▶ _Your instructions_: Pull every line containing the word "Temperature" from the records.

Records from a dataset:
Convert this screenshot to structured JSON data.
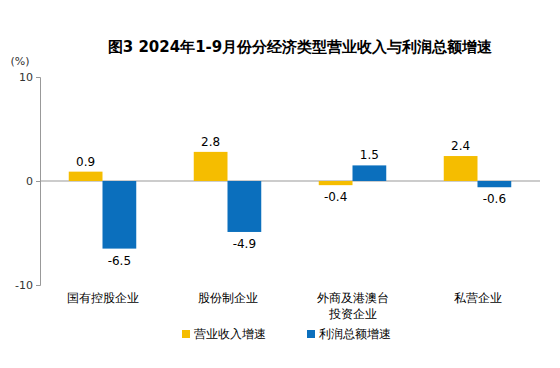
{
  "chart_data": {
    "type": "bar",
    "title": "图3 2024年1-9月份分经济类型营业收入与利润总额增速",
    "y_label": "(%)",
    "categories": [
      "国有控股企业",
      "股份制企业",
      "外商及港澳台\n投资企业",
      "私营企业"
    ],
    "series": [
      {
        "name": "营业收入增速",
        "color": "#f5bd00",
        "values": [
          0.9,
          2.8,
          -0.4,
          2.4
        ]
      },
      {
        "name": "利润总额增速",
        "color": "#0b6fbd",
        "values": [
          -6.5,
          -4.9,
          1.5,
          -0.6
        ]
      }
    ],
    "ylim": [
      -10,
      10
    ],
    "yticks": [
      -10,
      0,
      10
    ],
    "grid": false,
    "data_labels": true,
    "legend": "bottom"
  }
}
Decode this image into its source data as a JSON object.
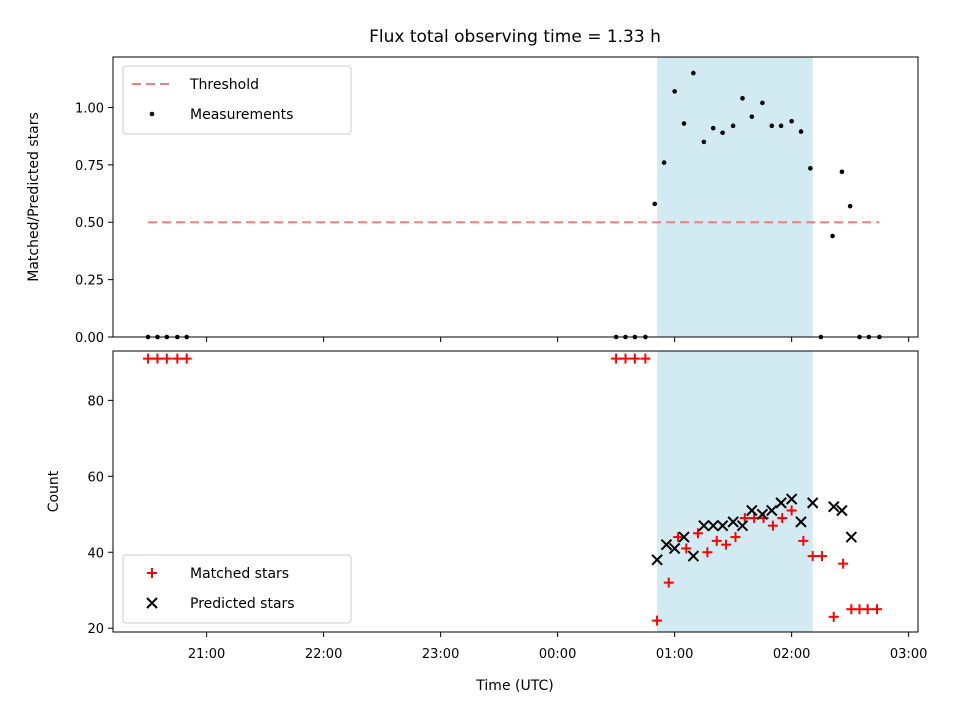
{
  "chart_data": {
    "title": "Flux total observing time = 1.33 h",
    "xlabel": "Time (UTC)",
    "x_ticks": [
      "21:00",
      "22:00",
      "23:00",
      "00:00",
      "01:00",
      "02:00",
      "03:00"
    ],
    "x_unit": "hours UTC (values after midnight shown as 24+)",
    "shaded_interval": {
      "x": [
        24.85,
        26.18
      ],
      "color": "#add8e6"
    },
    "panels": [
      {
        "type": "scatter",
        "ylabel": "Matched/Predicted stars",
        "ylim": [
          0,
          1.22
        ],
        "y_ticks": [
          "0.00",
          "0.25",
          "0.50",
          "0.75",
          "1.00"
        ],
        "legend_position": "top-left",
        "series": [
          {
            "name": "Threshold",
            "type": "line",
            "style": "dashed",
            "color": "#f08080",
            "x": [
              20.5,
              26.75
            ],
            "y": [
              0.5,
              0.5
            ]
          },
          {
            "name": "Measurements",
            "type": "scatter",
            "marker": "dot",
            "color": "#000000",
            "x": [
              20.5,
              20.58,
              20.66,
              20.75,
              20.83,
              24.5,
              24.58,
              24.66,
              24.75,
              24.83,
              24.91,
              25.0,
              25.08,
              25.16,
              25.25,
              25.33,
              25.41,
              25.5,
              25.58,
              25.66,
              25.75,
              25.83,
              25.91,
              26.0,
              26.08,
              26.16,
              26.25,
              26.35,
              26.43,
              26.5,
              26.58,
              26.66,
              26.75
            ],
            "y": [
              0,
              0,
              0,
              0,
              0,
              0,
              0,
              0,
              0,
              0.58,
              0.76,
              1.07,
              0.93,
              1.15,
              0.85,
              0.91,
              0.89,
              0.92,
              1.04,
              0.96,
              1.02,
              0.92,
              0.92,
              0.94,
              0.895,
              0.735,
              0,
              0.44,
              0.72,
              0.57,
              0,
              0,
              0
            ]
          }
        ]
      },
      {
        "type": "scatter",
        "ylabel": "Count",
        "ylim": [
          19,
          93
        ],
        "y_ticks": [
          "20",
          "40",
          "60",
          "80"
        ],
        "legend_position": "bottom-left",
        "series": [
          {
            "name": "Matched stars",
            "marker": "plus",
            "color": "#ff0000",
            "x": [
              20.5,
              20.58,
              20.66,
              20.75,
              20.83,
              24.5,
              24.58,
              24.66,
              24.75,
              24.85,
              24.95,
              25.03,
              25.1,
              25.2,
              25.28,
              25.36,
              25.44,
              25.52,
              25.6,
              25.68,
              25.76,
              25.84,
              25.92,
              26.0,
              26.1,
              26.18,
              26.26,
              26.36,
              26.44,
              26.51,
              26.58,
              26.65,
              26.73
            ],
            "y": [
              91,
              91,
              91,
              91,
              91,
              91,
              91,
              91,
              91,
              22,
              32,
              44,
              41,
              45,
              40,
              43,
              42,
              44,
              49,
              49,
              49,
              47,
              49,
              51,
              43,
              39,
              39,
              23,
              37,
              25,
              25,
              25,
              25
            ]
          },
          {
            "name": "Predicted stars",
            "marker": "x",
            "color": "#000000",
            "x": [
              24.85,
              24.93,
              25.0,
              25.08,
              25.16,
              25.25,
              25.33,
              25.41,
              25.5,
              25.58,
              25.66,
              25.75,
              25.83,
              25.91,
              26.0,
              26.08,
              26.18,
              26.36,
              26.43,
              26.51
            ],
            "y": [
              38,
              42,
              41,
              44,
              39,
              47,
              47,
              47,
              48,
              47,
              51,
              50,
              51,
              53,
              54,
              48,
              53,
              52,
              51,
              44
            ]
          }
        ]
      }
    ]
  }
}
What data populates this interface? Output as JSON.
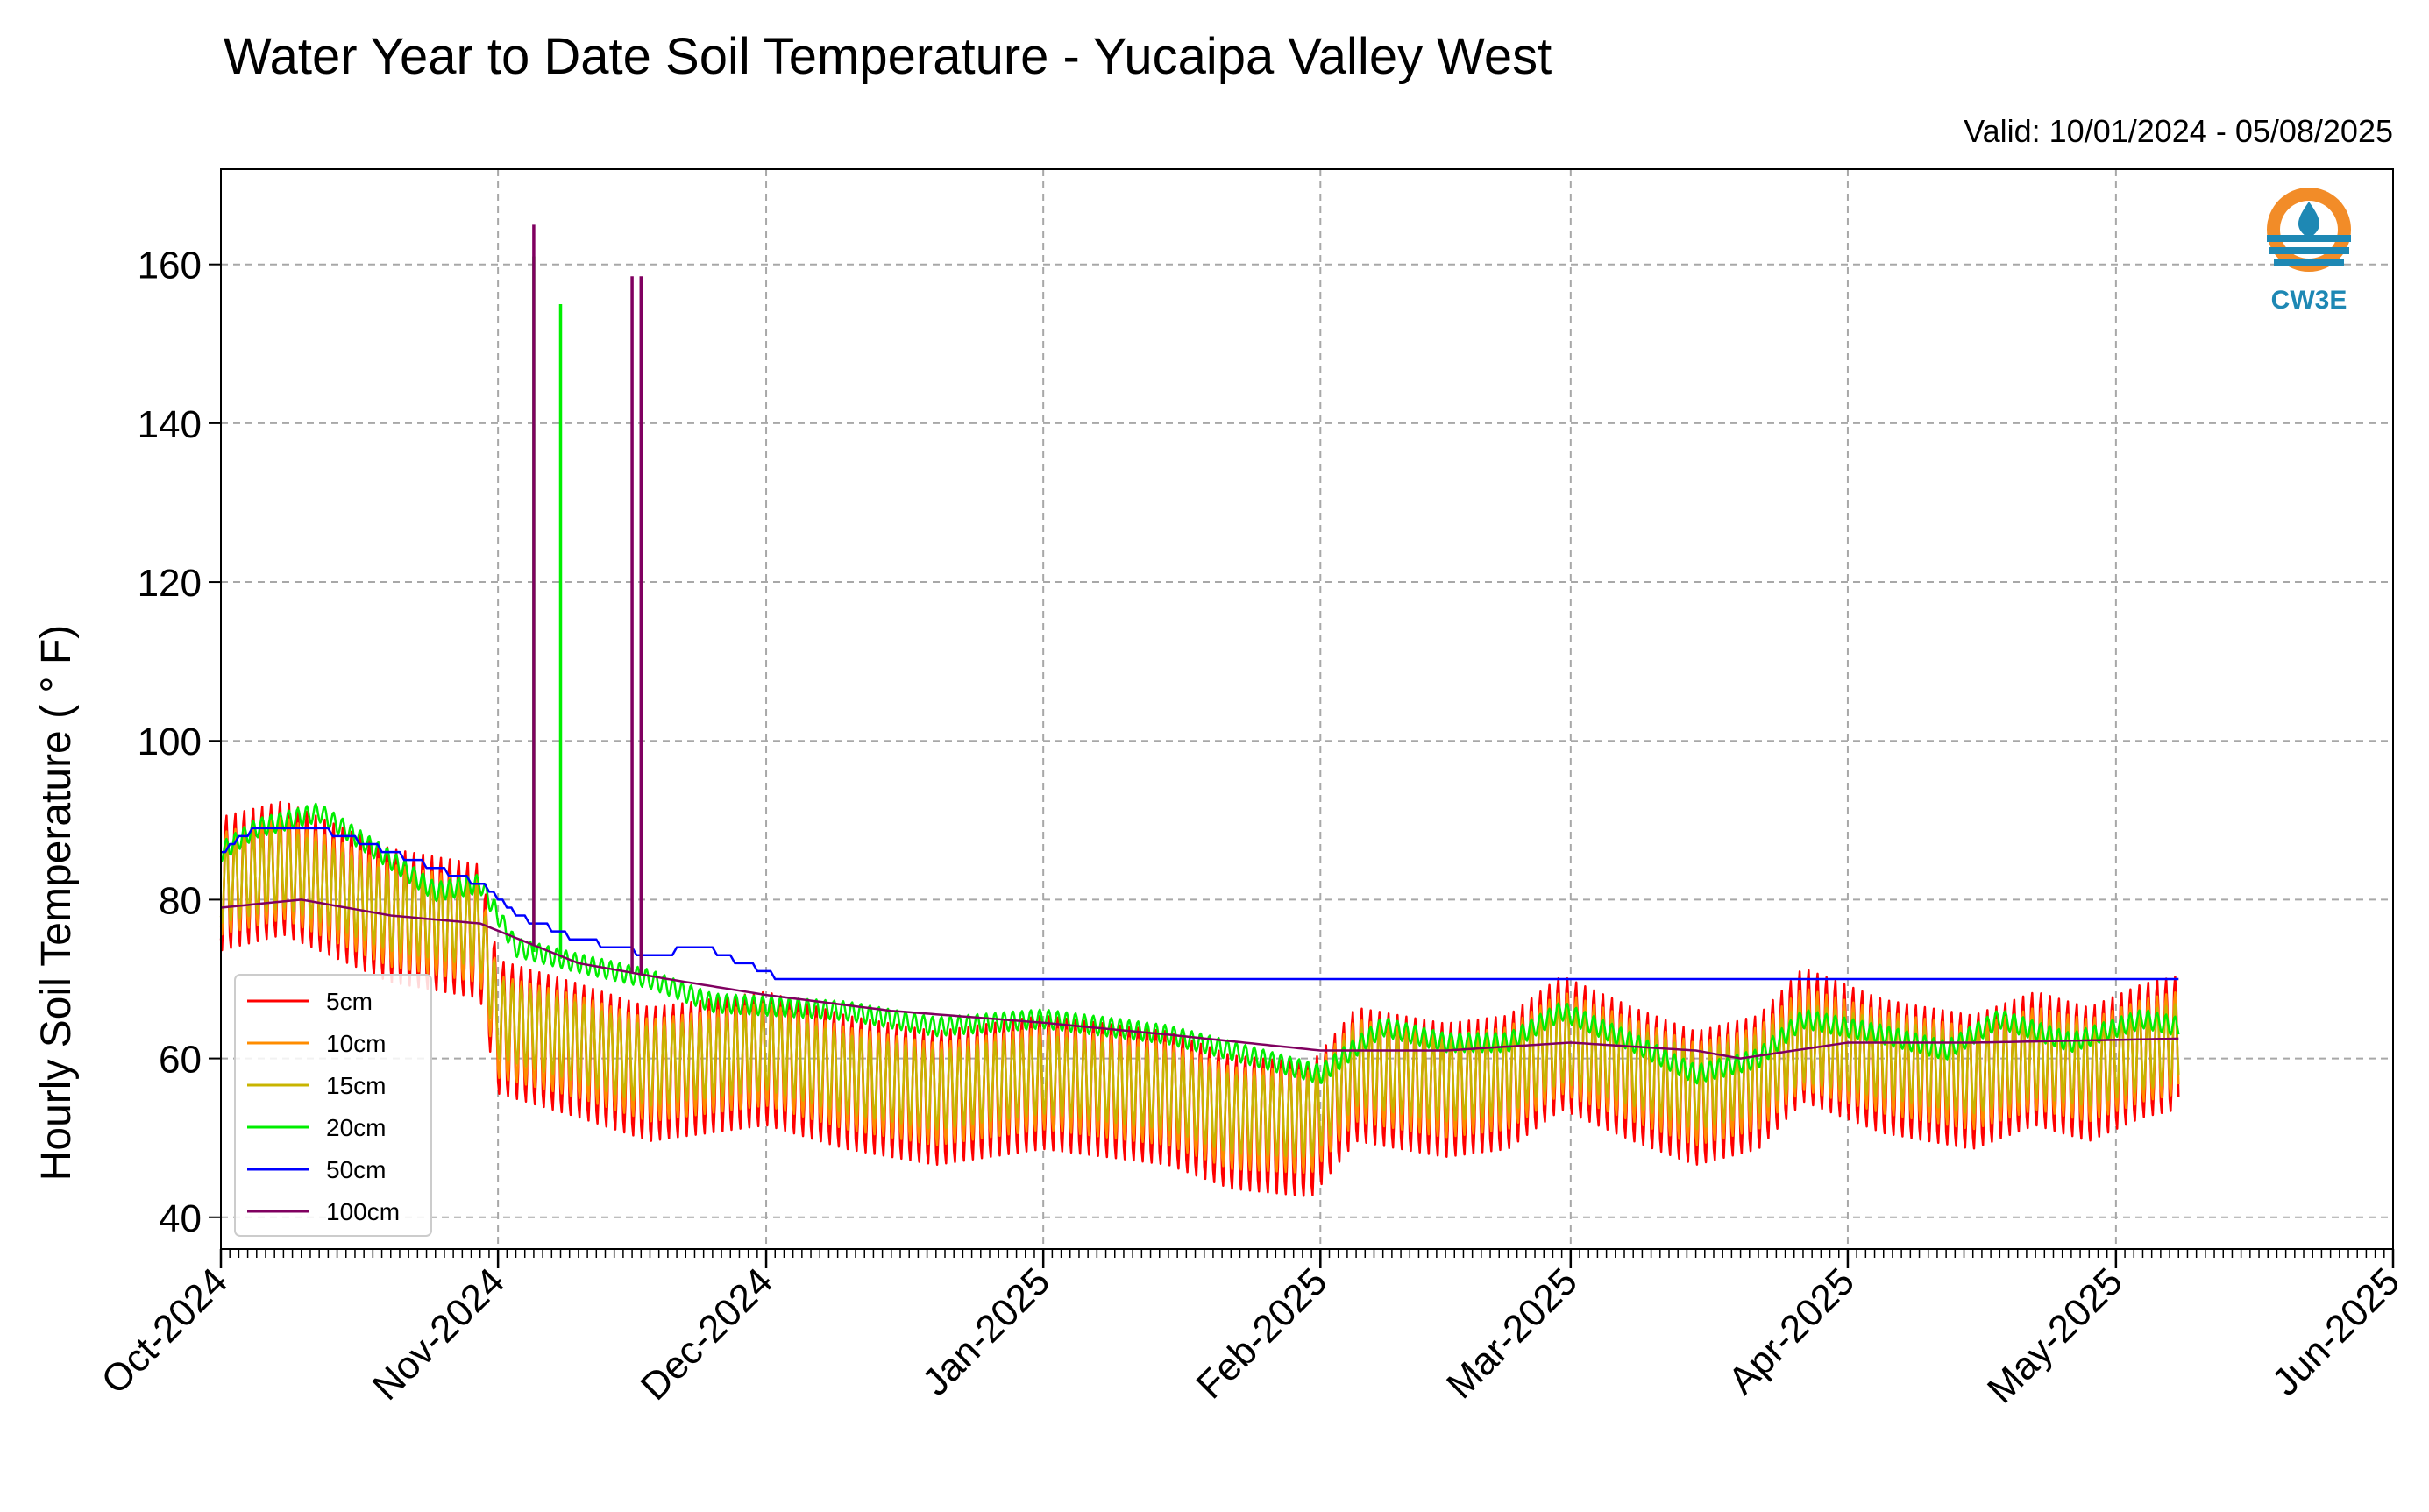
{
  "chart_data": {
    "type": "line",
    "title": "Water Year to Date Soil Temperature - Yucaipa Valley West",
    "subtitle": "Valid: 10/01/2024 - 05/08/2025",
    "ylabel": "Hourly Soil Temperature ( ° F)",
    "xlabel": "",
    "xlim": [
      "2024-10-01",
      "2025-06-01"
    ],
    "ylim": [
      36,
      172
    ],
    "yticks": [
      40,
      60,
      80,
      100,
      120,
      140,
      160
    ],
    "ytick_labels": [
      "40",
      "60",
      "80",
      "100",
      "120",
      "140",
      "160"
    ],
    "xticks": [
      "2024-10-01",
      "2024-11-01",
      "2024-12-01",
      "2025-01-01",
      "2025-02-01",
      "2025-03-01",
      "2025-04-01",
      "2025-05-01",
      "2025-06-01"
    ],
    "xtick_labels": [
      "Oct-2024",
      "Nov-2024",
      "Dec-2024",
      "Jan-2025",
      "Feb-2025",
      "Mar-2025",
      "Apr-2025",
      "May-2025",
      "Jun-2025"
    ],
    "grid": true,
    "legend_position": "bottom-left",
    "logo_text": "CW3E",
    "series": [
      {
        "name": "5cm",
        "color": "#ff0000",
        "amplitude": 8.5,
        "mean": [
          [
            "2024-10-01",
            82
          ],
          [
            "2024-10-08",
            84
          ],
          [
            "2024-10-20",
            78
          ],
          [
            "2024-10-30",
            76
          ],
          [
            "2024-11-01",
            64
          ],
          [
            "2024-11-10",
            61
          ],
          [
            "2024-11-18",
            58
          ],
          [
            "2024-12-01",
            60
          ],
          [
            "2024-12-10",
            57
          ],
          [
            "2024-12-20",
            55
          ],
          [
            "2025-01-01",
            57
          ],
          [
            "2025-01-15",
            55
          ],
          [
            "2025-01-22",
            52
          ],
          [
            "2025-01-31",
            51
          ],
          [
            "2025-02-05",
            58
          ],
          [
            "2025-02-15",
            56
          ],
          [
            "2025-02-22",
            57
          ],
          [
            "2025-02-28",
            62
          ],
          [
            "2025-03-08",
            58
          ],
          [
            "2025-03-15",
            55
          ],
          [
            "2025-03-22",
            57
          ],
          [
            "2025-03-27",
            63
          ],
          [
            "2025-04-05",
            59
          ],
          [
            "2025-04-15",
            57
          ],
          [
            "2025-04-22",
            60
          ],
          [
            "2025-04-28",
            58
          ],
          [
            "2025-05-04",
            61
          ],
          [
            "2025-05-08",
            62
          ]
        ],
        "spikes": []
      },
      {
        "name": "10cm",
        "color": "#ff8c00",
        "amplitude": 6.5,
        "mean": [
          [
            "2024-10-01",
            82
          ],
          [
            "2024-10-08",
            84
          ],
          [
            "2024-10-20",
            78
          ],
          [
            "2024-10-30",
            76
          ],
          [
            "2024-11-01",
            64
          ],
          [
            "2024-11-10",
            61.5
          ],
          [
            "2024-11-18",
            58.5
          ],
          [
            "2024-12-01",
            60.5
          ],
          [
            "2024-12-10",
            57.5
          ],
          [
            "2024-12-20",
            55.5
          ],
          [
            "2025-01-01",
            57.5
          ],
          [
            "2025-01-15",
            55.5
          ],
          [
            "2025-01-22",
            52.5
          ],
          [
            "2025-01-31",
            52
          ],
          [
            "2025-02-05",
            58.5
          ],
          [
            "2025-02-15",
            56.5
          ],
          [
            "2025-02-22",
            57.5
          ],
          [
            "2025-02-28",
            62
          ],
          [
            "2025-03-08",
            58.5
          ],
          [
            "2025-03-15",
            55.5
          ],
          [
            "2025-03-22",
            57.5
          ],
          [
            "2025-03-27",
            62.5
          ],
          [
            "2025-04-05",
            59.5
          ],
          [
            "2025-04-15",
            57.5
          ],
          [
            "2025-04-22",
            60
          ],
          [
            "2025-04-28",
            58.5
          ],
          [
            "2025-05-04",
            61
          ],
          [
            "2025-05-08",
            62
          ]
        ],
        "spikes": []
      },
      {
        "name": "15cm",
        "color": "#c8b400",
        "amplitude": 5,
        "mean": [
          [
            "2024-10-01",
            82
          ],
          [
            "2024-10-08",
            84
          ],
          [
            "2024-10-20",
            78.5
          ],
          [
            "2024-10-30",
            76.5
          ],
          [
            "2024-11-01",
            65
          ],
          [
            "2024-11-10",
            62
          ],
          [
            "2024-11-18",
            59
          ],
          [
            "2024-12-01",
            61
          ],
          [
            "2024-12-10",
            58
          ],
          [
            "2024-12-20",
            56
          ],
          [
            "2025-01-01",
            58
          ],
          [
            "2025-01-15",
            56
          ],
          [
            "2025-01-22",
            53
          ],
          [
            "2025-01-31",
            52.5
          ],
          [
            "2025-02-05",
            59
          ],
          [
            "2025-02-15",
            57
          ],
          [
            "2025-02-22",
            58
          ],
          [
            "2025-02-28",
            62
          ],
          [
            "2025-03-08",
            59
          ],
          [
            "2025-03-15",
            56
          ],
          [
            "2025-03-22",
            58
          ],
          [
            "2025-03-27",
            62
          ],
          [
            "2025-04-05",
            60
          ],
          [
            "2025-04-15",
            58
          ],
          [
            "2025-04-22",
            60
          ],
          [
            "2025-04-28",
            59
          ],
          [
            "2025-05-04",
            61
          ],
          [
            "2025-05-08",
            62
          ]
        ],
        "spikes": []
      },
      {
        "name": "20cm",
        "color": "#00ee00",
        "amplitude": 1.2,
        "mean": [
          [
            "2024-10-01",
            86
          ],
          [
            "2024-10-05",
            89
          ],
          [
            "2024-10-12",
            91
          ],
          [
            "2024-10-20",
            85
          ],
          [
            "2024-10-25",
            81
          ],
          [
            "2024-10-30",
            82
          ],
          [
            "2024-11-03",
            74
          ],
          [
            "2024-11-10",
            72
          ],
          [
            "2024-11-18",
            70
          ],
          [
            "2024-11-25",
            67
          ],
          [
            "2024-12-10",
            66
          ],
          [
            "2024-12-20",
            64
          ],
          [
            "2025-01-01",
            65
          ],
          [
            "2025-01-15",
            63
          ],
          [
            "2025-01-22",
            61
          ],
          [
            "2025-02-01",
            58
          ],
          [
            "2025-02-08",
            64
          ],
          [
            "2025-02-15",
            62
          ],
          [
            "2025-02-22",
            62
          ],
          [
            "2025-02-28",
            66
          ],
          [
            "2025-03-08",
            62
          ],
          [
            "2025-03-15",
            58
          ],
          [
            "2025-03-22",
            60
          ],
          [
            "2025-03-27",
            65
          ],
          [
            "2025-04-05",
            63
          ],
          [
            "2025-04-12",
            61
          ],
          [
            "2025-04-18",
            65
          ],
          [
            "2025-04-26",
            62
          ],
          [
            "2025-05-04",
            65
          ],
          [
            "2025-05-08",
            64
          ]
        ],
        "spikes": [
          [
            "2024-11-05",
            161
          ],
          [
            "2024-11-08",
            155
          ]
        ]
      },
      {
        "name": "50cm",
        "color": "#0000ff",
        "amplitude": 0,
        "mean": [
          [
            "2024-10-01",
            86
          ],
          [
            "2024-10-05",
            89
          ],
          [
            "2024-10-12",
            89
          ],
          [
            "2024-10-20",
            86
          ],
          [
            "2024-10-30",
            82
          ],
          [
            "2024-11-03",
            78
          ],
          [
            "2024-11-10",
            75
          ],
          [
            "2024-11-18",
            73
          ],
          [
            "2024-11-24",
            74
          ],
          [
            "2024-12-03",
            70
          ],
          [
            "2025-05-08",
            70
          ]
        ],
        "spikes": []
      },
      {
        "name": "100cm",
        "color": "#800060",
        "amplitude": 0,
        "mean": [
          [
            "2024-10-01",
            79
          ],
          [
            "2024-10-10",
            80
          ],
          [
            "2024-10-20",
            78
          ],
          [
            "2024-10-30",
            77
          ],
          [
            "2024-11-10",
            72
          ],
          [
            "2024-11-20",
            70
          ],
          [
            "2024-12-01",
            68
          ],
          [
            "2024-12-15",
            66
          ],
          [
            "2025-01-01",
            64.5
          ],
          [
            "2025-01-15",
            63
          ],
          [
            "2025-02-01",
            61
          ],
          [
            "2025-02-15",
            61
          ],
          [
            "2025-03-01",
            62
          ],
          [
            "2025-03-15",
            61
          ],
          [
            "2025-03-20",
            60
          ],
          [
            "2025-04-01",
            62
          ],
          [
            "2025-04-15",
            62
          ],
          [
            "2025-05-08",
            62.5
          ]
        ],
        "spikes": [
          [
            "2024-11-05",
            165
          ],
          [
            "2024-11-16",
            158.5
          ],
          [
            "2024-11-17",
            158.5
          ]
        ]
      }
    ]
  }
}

▶ _Output_:
    "title": "Water Year to Date Soil Temperature - Yucaipa Valley West",
    "ylabel": "Hourly Soil Temperature ( ° F)",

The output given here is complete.